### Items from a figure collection
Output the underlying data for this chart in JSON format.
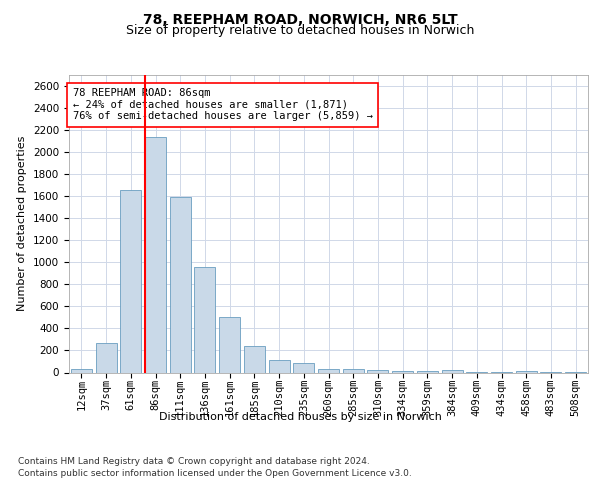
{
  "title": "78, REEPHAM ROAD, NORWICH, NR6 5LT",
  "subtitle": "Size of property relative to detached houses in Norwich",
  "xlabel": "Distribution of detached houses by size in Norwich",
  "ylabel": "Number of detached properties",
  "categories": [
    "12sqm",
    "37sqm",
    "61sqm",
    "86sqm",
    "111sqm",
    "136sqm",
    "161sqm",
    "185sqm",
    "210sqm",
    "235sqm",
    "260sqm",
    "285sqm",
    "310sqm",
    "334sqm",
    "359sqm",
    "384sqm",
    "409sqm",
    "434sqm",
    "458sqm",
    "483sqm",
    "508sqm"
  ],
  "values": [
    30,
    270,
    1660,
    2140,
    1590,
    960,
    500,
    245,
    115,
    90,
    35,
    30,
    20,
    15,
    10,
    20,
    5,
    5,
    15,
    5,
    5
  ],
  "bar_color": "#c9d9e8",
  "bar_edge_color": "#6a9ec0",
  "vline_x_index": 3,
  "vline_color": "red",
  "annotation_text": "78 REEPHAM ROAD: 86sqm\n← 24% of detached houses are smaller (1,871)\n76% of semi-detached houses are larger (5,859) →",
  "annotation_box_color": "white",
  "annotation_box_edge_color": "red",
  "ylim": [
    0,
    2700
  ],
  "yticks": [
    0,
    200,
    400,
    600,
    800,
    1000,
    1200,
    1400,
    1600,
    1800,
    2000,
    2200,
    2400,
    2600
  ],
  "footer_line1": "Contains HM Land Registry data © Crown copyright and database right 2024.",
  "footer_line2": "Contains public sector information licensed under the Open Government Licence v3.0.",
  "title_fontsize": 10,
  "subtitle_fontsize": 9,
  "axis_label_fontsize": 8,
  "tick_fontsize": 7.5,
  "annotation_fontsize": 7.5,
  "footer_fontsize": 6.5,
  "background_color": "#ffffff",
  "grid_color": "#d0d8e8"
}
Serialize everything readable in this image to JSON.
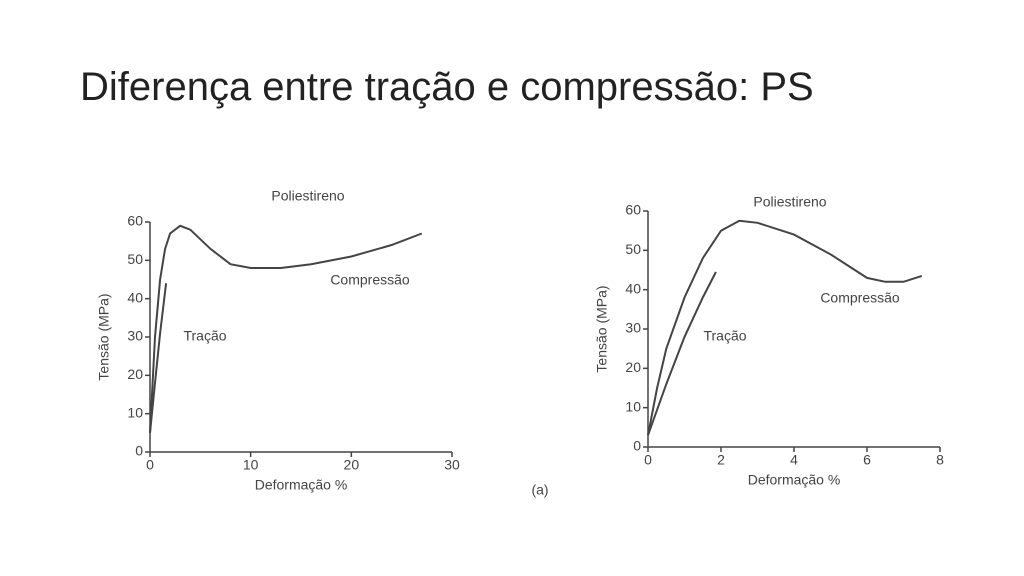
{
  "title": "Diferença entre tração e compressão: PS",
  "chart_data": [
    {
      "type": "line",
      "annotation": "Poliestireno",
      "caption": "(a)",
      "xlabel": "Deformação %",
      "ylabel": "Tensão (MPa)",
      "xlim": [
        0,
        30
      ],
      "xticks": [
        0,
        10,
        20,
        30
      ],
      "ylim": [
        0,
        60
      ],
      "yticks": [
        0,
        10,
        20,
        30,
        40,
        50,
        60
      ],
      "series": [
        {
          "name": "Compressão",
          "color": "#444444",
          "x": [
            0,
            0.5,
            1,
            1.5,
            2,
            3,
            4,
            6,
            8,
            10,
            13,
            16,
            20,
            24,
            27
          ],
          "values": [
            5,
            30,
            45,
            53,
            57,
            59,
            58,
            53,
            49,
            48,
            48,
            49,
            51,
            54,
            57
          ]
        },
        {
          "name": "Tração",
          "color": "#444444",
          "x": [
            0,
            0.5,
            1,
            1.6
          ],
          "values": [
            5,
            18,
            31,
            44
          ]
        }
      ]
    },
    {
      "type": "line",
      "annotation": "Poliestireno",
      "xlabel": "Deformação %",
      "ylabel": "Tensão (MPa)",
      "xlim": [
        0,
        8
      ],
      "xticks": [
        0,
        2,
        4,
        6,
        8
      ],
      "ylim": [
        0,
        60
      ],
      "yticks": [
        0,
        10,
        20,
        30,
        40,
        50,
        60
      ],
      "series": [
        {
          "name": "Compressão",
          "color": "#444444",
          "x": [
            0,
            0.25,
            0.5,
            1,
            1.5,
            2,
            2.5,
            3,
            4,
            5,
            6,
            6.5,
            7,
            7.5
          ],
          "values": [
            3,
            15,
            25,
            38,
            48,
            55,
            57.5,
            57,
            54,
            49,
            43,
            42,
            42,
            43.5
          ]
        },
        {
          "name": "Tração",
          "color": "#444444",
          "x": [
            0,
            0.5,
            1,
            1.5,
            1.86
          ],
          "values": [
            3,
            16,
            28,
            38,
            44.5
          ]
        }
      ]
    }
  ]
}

...

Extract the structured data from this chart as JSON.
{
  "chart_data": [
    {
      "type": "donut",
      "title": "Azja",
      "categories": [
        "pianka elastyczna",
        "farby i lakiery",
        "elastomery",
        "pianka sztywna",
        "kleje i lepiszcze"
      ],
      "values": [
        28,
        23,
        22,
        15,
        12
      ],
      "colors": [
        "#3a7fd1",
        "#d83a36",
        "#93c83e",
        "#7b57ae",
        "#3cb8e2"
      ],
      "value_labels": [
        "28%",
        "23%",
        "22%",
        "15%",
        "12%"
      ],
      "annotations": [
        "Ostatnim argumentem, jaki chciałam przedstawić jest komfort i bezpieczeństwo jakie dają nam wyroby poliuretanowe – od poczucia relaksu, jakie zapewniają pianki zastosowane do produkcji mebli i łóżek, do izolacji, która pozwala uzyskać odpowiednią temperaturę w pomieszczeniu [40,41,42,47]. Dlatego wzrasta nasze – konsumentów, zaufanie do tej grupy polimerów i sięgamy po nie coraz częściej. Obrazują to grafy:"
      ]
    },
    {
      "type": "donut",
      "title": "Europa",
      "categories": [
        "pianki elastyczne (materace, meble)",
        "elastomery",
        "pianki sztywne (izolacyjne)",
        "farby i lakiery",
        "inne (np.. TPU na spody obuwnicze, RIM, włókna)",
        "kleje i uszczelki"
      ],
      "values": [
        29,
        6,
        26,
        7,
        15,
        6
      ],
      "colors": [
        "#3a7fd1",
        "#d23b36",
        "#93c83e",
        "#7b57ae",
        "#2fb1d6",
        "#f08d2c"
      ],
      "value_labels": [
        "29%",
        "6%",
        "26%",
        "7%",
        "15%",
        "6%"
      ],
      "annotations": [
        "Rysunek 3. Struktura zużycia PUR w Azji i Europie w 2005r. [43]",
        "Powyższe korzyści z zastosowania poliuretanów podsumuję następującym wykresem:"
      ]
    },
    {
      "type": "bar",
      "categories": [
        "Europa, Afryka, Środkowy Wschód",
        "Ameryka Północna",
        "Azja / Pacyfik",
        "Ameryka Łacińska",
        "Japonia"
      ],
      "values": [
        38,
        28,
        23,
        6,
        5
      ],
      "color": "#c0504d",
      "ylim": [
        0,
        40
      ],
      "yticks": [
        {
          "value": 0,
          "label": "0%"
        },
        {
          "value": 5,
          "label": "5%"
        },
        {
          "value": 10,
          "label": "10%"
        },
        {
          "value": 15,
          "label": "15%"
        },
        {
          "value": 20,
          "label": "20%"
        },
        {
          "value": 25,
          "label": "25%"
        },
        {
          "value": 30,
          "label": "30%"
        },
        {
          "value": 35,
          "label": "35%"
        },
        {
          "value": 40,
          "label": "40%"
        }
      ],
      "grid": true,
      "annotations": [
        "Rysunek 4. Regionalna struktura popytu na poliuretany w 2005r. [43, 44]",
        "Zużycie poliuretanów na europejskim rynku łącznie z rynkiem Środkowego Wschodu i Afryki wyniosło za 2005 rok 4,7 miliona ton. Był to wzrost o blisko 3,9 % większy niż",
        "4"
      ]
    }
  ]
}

### SET TASK
Look through the material and copy each line that has "REEPHAM".

### PROBLEM SOLUTION
  "title": "78, REEPHAM ROAD, NORWICH, NR6 5LT",
  "annotation_text": "78 REEPHAM ROAD: 86sqm\n← 24% of detached houses are smaller (1,871)\n76% of semi-detached houses are larger (5,859) →",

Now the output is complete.